» Task details:
Seek out every line containing the word "Error", and copy each.

[Start Information given]

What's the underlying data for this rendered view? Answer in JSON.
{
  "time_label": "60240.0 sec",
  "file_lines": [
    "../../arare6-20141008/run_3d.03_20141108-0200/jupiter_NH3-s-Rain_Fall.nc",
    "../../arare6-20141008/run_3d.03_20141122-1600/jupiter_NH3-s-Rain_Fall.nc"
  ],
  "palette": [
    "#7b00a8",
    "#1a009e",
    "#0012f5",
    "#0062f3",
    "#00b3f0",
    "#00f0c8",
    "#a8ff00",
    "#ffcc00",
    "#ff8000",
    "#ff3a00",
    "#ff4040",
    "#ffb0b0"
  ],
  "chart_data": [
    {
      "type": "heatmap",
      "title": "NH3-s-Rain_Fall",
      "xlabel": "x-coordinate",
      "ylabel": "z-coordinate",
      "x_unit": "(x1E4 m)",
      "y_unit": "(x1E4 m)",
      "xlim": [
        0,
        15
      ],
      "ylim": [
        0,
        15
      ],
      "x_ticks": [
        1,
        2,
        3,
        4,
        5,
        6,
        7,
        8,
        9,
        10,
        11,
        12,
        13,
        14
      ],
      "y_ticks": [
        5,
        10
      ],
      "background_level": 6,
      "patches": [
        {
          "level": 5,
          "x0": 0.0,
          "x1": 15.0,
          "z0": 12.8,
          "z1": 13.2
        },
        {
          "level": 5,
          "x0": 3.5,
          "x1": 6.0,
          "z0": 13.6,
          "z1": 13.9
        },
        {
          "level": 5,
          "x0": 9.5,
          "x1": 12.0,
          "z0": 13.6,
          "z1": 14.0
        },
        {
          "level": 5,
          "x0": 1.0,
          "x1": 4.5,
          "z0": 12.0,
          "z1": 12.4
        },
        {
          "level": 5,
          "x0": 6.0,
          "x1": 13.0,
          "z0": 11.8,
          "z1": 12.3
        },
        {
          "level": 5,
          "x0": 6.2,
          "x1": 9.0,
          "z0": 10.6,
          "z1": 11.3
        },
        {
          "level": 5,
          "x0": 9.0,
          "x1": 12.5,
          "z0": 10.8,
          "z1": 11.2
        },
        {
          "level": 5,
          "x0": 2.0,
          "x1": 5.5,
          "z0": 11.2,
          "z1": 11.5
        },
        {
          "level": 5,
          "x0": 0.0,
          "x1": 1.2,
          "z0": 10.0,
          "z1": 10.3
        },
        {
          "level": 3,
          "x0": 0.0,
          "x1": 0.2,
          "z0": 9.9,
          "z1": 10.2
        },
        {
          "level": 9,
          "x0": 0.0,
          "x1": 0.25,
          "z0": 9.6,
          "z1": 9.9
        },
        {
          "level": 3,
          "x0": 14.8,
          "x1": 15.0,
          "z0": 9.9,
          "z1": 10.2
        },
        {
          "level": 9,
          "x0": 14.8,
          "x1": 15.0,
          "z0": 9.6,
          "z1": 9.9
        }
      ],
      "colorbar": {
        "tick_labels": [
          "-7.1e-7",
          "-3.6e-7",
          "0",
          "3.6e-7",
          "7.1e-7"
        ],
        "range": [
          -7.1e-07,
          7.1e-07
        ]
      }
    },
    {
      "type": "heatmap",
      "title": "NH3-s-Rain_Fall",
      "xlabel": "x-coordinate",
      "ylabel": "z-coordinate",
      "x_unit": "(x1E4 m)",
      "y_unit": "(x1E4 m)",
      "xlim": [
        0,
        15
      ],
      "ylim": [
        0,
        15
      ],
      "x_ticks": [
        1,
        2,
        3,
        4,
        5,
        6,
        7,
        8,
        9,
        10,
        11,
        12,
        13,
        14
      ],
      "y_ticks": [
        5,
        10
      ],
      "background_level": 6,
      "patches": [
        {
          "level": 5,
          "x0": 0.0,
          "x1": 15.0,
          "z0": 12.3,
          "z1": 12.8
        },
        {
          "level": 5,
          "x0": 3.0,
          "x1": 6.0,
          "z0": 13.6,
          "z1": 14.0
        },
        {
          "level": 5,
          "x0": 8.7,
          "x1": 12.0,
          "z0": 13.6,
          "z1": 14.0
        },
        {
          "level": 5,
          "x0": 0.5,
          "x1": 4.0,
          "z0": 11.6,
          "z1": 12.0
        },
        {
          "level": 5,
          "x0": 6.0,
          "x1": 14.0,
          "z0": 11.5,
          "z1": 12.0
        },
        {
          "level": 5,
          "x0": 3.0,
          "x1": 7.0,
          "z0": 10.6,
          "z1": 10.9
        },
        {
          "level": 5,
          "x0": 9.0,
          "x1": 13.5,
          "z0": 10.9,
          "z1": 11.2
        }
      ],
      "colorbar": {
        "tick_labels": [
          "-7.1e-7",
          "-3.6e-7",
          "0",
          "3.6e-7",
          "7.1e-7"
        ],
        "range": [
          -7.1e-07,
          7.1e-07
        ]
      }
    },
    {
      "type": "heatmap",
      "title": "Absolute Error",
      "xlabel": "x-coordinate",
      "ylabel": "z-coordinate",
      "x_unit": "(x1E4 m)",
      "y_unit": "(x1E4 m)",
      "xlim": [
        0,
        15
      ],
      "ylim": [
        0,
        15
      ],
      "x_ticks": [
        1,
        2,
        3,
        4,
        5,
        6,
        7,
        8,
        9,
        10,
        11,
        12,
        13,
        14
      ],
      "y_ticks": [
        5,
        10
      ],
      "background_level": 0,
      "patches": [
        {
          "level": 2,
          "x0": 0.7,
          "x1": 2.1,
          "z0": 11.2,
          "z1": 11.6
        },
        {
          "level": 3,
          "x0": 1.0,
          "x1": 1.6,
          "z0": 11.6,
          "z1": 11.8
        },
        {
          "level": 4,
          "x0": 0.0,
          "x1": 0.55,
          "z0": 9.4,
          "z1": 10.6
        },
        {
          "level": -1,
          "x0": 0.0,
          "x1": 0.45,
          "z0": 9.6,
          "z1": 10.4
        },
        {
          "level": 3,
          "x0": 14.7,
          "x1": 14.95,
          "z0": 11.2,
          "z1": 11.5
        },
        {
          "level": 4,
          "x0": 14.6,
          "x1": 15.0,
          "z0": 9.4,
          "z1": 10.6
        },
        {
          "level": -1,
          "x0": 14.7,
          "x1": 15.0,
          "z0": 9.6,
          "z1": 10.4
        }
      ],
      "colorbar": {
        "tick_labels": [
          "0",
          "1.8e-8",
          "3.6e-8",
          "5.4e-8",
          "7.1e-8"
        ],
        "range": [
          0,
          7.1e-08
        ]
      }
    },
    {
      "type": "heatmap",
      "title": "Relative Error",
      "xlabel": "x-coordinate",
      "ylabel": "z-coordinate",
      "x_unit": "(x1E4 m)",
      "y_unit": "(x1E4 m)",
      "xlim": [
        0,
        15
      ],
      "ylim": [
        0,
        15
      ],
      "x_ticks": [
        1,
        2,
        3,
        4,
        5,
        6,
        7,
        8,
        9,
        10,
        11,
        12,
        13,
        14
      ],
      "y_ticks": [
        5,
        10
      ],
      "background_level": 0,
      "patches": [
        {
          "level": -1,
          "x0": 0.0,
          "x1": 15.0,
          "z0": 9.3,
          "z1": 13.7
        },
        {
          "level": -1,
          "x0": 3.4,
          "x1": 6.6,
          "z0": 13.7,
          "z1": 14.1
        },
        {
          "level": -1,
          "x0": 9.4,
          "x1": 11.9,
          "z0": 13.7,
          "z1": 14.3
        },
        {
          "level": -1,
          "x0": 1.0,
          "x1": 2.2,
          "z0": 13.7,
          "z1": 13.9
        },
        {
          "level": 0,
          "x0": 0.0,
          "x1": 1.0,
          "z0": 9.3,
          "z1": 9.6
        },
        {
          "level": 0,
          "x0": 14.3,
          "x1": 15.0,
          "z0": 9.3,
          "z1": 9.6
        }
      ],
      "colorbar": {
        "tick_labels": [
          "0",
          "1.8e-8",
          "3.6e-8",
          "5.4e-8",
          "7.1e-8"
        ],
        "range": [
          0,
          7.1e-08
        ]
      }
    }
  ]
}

[End Information given]

» Written response:
      "title": "Absolute Error",
      "title": "Relative Error",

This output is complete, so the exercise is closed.